Repeat all of the records verbatim.

### DATA

-- start --

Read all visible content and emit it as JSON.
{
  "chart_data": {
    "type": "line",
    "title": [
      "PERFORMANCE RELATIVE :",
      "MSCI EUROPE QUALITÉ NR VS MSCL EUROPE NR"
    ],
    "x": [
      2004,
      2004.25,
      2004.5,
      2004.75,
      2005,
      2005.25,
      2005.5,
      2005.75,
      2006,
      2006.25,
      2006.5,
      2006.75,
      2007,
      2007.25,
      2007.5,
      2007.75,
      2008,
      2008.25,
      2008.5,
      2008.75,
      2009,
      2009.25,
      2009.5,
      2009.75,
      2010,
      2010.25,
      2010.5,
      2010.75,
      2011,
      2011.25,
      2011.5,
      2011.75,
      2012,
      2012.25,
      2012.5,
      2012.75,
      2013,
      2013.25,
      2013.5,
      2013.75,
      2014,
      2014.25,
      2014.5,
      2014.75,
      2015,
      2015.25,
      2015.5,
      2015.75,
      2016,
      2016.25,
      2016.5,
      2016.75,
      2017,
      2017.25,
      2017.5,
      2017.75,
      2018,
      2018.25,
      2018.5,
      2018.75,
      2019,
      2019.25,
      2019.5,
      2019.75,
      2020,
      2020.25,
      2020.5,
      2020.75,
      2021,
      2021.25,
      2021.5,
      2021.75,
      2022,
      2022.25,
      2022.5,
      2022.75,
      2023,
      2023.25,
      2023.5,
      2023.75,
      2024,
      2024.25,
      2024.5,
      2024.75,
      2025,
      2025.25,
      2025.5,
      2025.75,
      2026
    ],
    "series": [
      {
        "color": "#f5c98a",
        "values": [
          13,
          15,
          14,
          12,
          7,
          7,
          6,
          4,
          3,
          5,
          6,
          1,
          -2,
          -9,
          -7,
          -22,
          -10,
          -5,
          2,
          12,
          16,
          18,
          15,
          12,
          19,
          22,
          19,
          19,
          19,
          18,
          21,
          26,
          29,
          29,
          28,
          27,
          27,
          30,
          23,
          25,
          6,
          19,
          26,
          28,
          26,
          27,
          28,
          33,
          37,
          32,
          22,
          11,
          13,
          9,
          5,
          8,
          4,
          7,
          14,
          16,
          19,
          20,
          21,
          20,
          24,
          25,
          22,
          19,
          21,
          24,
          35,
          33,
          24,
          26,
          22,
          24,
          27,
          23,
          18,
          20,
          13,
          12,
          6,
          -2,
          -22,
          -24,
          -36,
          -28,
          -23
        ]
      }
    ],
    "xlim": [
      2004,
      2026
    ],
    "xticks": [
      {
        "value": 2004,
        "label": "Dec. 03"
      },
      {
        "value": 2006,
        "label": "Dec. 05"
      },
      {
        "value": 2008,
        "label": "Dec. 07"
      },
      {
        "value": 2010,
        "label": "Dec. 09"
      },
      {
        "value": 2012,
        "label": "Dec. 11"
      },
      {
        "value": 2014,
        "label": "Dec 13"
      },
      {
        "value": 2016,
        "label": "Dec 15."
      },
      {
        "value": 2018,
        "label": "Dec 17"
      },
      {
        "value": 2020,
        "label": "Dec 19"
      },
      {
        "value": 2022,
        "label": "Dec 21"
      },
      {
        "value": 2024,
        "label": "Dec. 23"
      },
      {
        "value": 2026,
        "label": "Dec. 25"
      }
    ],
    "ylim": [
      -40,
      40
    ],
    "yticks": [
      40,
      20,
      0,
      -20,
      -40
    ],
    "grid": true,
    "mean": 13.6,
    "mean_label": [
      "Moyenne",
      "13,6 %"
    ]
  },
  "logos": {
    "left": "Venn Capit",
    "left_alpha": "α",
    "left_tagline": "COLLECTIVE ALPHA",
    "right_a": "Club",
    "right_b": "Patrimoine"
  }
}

-- end --

### EXERCISE RESULT
Read all visible content and emit it as JSON.
{
  "chart_data": {
    "type": "line",
    "title": [
      "PERFORMANCE RELATIVE :",
      "MSCI EUROPE QUALITÉ NR VS MSCL EUROPE NR"
    ],
    "x": [
      2004,
      2004.25,
      2004.5,
      2004.75,
      2005,
      2005.25,
      2005.5,
      2005.75,
      2006,
      2006.25,
      2006.5,
      2006.75,
      2007,
      2007.25,
      2007.5,
      2007.75,
      2008,
      2008.25,
      2008.5,
      2008.75,
      2009,
      2009.25,
      2009.5,
      2009.75,
      2010,
      2010.25,
      2010.5,
      2010.75,
      2011,
      2011.25,
      2011.5,
      2011.75,
      2012,
      2012.25,
      2012.5,
      2012.75,
      2013,
      2013.25,
      2013.5,
      2013.75,
      2014,
      2014.25,
      2014.5,
      2014.75,
      2015,
      2015.25,
      2015.5,
      2015.75,
      2016,
      2016.25,
      2016.5,
      2016.75,
      2017,
      2017.25,
      2017.5,
      2017.75,
      2018,
      2018.25,
      2018.5,
      2018.75,
      2019,
      2019.25,
      2019.5,
      2019.75,
      2020,
      2020.25,
      2020.5,
      2020.75,
      2021,
      2021.25,
      2021.5,
      2021.75,
      2022,
      2022.25,
      2022.5,
      2022.75,
      2023,
      2023.25,
      2023.5,
      2023.75,
      2024,
      2024.25,
      2024.5,
      2024.75,
      2025,
      2025.25,
      2025.5,
      2025.75,
      2026
    ],
    "series": [
      {
        "color": "#f5c98a",
        "values": [
          13,
          15,
          14,
          12,
          7,
          7,
          6,
          4,
          3,
          5,
          6,
          1,
          -2,
          -9,
          -7,
          -22,
          -10,
          -5,
          2,
          12,
          16,
          18,
          15,
          12,
          19,
          22,
          19,
          19,
          19,
          18,
          21,
          26,
          29,
          29,
          28,
          27,
          27,
          30,
          23,
          25,
          6,
          19,
          26,
          28,
          26,
          27,
          28,
          33,
          37,
          32,
          22,
          11,
          13,
          9,
          5,
          8,
          4,
          7,
          14,
          16,
          19,
          20,
          21,
          20,
          24,
          25,
          22,
          19,
          21,
          24,
          35,
          33,
          24,
          26,
          22,
          24,
          27,
          23,
          18,
          20,
          13,
          12,
          6,
          -2,
          -22,
          -24,
          -36,
          -28,
          -23
        ]
      }
    ],
    "xlim": [
      2004,
      2026
    ],
    "xticks": [
      {
        "value": 2004,
        "label": "Dec. 03"
      },
      {
        "value": 2006,
        "label": "Dec. 05"
      },
      {
        "value": 2008,
        "label": "Dec. 07"
      },
      {
        "value": 2010,
        "label": "Dec. 09"
      },
      {
        "value": 2012,
        "label": "Dec. 11"
      },
      {
        "value": 2014,
        "label": "Dec 13"
      },
      {
        "value": 2016,
        "label": "Dec 15."
      },
      {
        "value": 2018,
        "label": "Dec 17"
      },
      {
        "value": 2020,
        "label": "Dec 19"
      },
      {
        "value": 2022,
        "label": "Dec 21"
      },
      {
        "value": 2024,
        "label": "Dec. 23"
      },
      {
        "value": 2026,
        "label": "Dec. 25"
      }
    ],
    "ylim": [
      -40,
      40
    ],
    "yticks": [
      40,
      20,
      0,
      -20,
      -40
    ],
    "grid": true,
    "mean": 13.6,
    "mean_label": [
      "Moyenne",
      "13,6 %"
    ]
  },
  "logos": {
    "left": "Venn Capit",
    "left_alpha": "α",
    "left_tagline": "COLLECTIVE ALPHA",
    "right_a": "Club",
    "right_b": "Patrimoine"
  }
}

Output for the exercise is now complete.